** Begin The records **

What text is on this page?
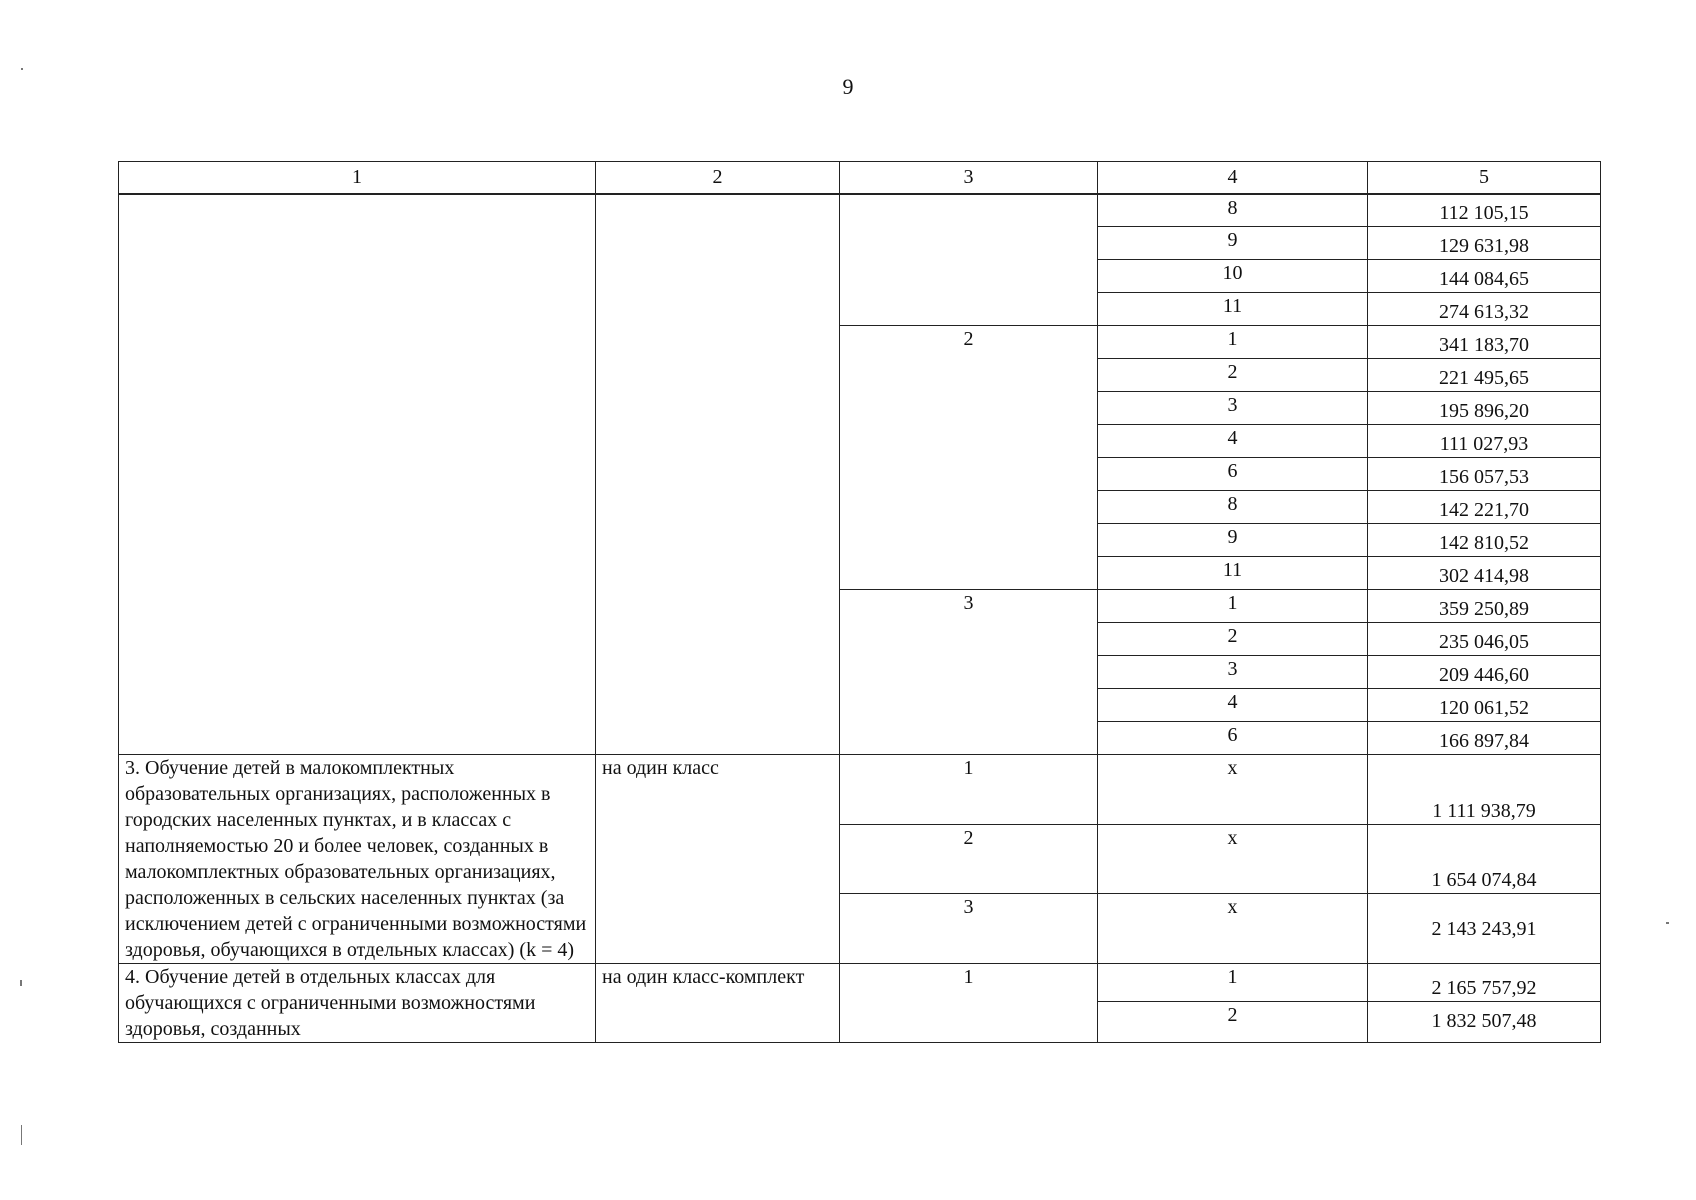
9
1	2	3	4	5
			8	112 105,15
			9	129 631,98
			10	144 084,65
			11	274 613,32
		2	1	341 183,70
			2	221 495,65
			3	195 896,20
			4	111 027,93
			6	156 057,53
			8	142 221,70
			9	142 810,52
			11	302 414,98
		3	1	359 250,89
			2	235 046,05
			3	209 446,60
			4	120 061,52
			6	166 897,84
3. Обучение детей в малокомплектных образовательных организациях, расположенных в городских населенных пунктах, и в классах с наполняемостью 20 и более человек, созданных в малокомплектных образовательных организациях, расположенных в сельских населенных пунктах (за исключением детей с ограниченными возможностями здоровья, обучающихся в отдельных классах) (k = 4)	на один класс	1	х	1 111 938,79
		2	х	1 654 074,84
		3	х	2 143 243,91
4. Обучение детей в отдельных классах для обучающихся с ограниченными возможностями здоровья, созданных	на один класс-комплект	1	1	2 165 757,92
			2	1 832 507,48
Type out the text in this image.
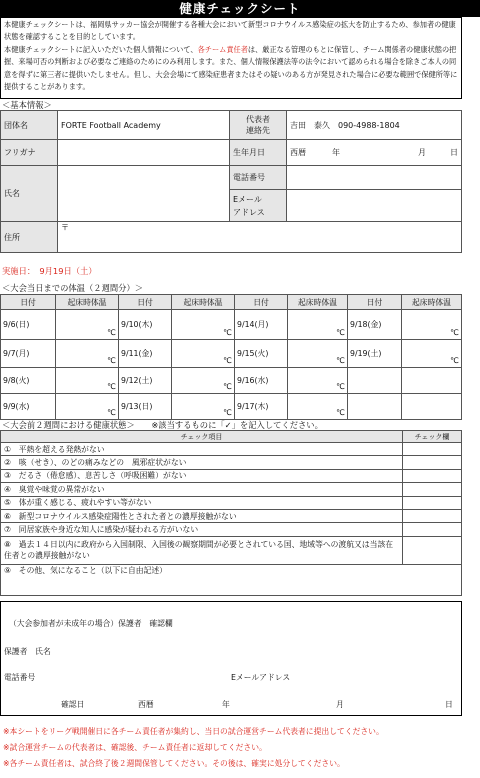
健康チェックシート
本健康チェックシートは、福岡県サッカー協会が開催する各種大会において新型コロナウイルス感染症の拡大を防止するため、参加者の健康状態を確認することを目的としています。
本健康チェックシートに記入いただいた個人情報について、各チーム責任者は、厳正なる管理のもとに保管し、チーム関係者の健康状態の把握、来場可否の判断および必要なご連絡のためにのみ利用します。また、個人情報保護法等の法令において認められる場合を除きご本人の同意を得ずに第三者に提供いたしません。但し、大会会場にて感染症患者またはその疑いのある方が発見された場合に必要な範囲で保健所等に提供することがあります。
＜基本情報＞
団体名	FORTE Football Academy	代表者
連絡先	吉田　泰久　090-4988-1804
フリガナ		生年月日	西暦 年 月 日

氏名		電話番号	
		Eメール
アドレス	
住所	〒		
実施日：　9月19日（土）
＜大会当日までの体温（２週間分）＞
日付	起床時体温	日付	起床時体温	日付	起床時体温	日付	起床時体温
9/6(日)	℃	9/10(木)	℃	9/14(月)	℃	9/18(金)	℃
9/7(月)	℃	9/11(金)	℃	9/15(火)	℃	9/19(土)	℃
9/8(火)	℃	9/12(土)	℃	9/16(水)	℃		
9/9(水)	℃	9/13(日)	℃	9/17(木)	℃		
＜大会前２週間における健康状態＞　　※該当するものに「✓」を記入してください。
チェック項目	チェック欄
①　平熱を超える発熱がない	
②　咳（せき）、のどの痛みなどの　風邪症状がない	
③　だるさ（倦怠感）、息苦しさ（呼吸困難）がない	
④　臭覚や味覚の異常がない	
⑤　体が重く感じる、疲れやすい等がない	
⑥　新型コロナウイルス感染症陽性とされた者との濃厚接触がない	
⑦　同居家族や身近な知人に感染が疑われる方がいない	
⑧　過去１４日以内に政府から入国制限、入国後の観察期間が必要とされている国、地域等への渡航又は当該在住者との濃厚接触がない	
⑨　その他、気になること（以下に自由記述）	
（大会参加者が未成年の場合）保護者　確認欄
保護者　氏名
電話番号	Eメールアドレス
確認日	西暦	年	月	日
※本シートをリーグ戦開催日に各チーム責任者が集約し、当日の試合運営チーム代表者に提出してください。
※試合運営チームの代表者は、確認後、チーム責任者に返却してください。
※各チーム責任者は、試合終了後２週間保管してください。その後は、確実に処分してください。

** End The records **

■ Written request: Output the records above exactly; leave out the pictures.

■ Exercise output:
What text is on this page?
9
1	2	3	4	5
			8	112 105,15
			9	129 631,98
			10	144 084,65
			11	274 613,32
		2	1	341 183,70
			2	221 495,65
			3	195 896,20
			4	111 027,93
			6	156 057,53
			8	142 221,70
			9	142 810,52
			11	302 414,98
		3	1	359 250,89
			2	235 046,05
			3	209 446,60
			4	120 061,52
			6	166 897,84
3. Обучение детей в малокомплектных образовательных организациях, расположенных в городских населенных пунктах, и в классах с наполняемостью 20 и более человек, созданных в малокомплектных образовательных организациях, расположенных в сельских населенных пунктах (за исключением детей с ограниченными возможностями здоровья, обучающихся в отдельных классах) (k = 4)	на один класс	1	х	1 111 938,79
		2	х	1 654 074,84
		3	х	2 143 243,91
4. Обучение детей в отдельных классах для обучающихся с ограниченными возможностями здоровья, созданных	на один класс-комплект	1	1	2 165 757,92
			2	1 832 507,48
Type out the text in this image.
健康チェックシート
本健康チェックシートは、福岡県サッカー協会が開催する各種大会において新型コロナウイルス感染症の拡大を防止するため、参加者の健康状態を確認することを目的としています。
本健康チェックシートに記入いただいた個人情報について、各チーム責任者は、厳正なる管理のもとに保管し、チーム関係者の健康状態の把握、来場可否の判断および必要なご連絡のためにのみ利用します。また、個人情報保護法等の法令において認められる場合を除きご本人の同意を得ずに第三者に提供いたしません。但し、大会会場にて感染症患者またはその疑いのある方が発見された場合に必要な範囲で保健所等に提供することがあります。
＜基本情報＞
団体名	FORTE Football Academy	代表者
連絡先	吉田　泰久　090-4988-1804
フリガナ		生年月日	西暦 年 月 日

氏名		電話番号	
		Eメール
アドレス	
住所	〒		
実施日：　9月19日（土）
＜大会当日までの体温（２週間分）＞
日付	起床時体温	日付	起床時体温	日付	起床時体温	日付	起床時体温
9/6(日)	℃	9/10(木)	℃	9/14(月)	℃	9/18(金)	℃
9/7(月)	℃	9/11(金)	℃	9/15(火)	℃	9/19(土)	℃
9/8(火)	℃	9/12(土)	℃	9/16(水)	℃		
9/9(水)	℃	9/13(日)	℃	9/17(木)	℃		
＜大会前２週間における健康状態＞　　※該当するものに「✓」を記入してください。
チェック項目	チェック欄
①　平熱を超える発熱がない	
②　咳（せき）、のどの痛みなどの　風邪症状がない	
③　だるさ（倦怠感）、息苦しさ（呼吸困難）がない	
④　臭覚や味覚の異常がない	
⑤　体が重く感じる、疲れやすい等がない	
⑥　新型コロナウイルス感染症陽性とされた者との濃厚接触がない	
⑦　同居家族や身近な知人に感染が疑われる方がいない	
⑧　過去１４日以内に政府から入国制限、入国後の観察期間が必要とされている国、地域等への渡航又は当該在住者との濃厚接触がない	
⑨　その他、気になること（以下に自由記述）	
（大会参加者が未成年の場合）保護者　確認欄
保護者　氏名
電話番号	Eメールアドレス
確認日	西暦	年	月	日
※本シートをリーグ戦開催日に各チーム責任者が集約し、当日の試合運営チーム代表者に提出してください。
※試合運営チームの代表者は、確認後、チーム責任者に返却してください。
※各チーム責任者は、試合終了後２週間保管してください。その後は、確実に処分してください。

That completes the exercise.